┌──
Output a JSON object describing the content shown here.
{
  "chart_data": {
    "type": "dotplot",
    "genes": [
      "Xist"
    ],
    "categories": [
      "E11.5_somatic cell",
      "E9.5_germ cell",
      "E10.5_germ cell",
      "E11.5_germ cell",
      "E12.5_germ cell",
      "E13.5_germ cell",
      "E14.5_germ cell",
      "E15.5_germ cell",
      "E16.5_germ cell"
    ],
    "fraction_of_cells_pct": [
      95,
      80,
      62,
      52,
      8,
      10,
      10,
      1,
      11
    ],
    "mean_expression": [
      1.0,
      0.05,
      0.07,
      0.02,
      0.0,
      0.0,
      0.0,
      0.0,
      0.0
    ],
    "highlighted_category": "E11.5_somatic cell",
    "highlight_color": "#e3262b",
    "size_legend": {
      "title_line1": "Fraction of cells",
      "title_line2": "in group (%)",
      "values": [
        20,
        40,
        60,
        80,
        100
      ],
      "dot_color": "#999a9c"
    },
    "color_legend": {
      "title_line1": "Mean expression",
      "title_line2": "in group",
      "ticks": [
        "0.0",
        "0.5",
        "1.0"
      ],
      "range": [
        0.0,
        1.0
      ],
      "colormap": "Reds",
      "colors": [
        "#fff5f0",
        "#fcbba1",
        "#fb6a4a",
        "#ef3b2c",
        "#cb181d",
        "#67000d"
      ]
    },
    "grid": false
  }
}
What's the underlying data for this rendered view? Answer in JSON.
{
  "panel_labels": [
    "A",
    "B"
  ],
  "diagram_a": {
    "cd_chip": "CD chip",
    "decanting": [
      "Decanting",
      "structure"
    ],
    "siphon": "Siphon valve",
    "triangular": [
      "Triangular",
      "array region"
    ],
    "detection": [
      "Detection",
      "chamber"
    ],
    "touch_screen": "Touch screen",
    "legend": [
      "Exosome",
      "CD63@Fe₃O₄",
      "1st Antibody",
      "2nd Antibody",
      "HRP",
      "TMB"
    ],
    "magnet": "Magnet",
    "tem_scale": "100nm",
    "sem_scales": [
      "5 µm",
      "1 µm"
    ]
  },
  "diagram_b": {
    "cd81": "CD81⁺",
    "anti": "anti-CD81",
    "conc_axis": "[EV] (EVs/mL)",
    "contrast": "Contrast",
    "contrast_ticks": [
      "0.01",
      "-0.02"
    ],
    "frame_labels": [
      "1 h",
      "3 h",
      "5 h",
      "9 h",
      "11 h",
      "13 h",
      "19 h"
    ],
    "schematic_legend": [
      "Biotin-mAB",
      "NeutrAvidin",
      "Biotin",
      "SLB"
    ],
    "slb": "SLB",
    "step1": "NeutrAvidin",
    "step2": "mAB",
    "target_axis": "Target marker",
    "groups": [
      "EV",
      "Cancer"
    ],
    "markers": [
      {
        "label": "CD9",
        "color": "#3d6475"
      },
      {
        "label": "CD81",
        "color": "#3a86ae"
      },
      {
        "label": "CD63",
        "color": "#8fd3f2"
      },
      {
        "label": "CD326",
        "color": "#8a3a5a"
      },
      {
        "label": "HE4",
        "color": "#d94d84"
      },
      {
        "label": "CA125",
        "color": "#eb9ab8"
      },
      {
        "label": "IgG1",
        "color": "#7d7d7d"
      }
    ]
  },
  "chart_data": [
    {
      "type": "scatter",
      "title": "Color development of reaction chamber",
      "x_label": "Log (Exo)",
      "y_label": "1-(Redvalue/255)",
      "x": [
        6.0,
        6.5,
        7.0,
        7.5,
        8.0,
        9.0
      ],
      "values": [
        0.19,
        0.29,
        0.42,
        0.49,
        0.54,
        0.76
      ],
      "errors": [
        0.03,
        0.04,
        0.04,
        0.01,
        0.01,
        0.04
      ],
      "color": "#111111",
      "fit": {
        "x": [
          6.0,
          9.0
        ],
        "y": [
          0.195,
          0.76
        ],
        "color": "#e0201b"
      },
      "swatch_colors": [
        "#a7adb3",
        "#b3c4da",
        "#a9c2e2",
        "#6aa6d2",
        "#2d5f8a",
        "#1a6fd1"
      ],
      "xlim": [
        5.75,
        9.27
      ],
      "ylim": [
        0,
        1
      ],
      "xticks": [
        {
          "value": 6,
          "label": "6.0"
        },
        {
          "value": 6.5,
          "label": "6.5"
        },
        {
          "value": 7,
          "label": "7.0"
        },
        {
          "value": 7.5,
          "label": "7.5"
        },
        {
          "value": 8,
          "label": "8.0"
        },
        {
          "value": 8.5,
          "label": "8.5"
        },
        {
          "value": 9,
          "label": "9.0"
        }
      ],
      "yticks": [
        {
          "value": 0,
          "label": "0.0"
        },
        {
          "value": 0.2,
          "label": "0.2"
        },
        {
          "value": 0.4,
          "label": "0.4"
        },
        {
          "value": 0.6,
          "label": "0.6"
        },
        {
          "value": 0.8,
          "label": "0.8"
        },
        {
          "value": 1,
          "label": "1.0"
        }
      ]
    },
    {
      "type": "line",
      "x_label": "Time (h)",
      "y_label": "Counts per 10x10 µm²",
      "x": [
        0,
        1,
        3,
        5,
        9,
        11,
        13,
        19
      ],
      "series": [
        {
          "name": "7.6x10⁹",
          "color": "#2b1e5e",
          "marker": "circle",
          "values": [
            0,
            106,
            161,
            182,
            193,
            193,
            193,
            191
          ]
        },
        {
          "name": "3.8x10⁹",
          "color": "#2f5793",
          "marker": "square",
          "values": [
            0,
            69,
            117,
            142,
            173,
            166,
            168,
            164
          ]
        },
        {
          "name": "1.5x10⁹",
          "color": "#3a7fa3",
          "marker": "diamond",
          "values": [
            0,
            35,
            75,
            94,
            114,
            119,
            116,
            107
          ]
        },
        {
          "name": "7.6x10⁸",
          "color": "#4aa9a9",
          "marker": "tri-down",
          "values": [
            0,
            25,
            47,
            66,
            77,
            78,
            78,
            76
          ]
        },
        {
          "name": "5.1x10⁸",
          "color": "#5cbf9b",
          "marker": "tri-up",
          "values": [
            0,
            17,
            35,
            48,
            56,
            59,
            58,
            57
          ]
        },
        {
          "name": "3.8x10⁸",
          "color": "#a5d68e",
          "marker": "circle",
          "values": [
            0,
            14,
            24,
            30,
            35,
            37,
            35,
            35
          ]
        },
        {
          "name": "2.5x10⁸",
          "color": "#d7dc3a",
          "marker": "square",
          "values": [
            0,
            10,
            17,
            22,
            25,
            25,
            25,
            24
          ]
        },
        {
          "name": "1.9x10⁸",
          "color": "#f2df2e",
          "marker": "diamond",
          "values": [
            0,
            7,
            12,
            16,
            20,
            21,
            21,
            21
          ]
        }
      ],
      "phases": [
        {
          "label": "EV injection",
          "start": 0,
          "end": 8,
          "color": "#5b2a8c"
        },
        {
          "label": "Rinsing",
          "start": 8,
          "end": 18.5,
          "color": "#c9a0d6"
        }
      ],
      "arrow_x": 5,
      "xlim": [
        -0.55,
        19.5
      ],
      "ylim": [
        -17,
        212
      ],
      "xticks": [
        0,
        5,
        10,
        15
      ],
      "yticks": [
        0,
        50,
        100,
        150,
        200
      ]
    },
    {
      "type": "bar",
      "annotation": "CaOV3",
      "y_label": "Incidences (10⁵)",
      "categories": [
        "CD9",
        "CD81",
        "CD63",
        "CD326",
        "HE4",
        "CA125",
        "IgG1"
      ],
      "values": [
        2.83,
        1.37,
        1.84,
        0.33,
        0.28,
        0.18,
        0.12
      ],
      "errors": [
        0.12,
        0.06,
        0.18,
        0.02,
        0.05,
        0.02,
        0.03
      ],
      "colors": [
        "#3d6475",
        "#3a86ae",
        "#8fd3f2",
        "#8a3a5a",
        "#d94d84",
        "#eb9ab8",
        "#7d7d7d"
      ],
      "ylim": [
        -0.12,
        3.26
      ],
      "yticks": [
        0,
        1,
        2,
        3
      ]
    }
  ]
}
└──
I need each line of the entries that holds the string "chamber" located and copied.

      "chamber"
      "title": "Color development of reaction chamber",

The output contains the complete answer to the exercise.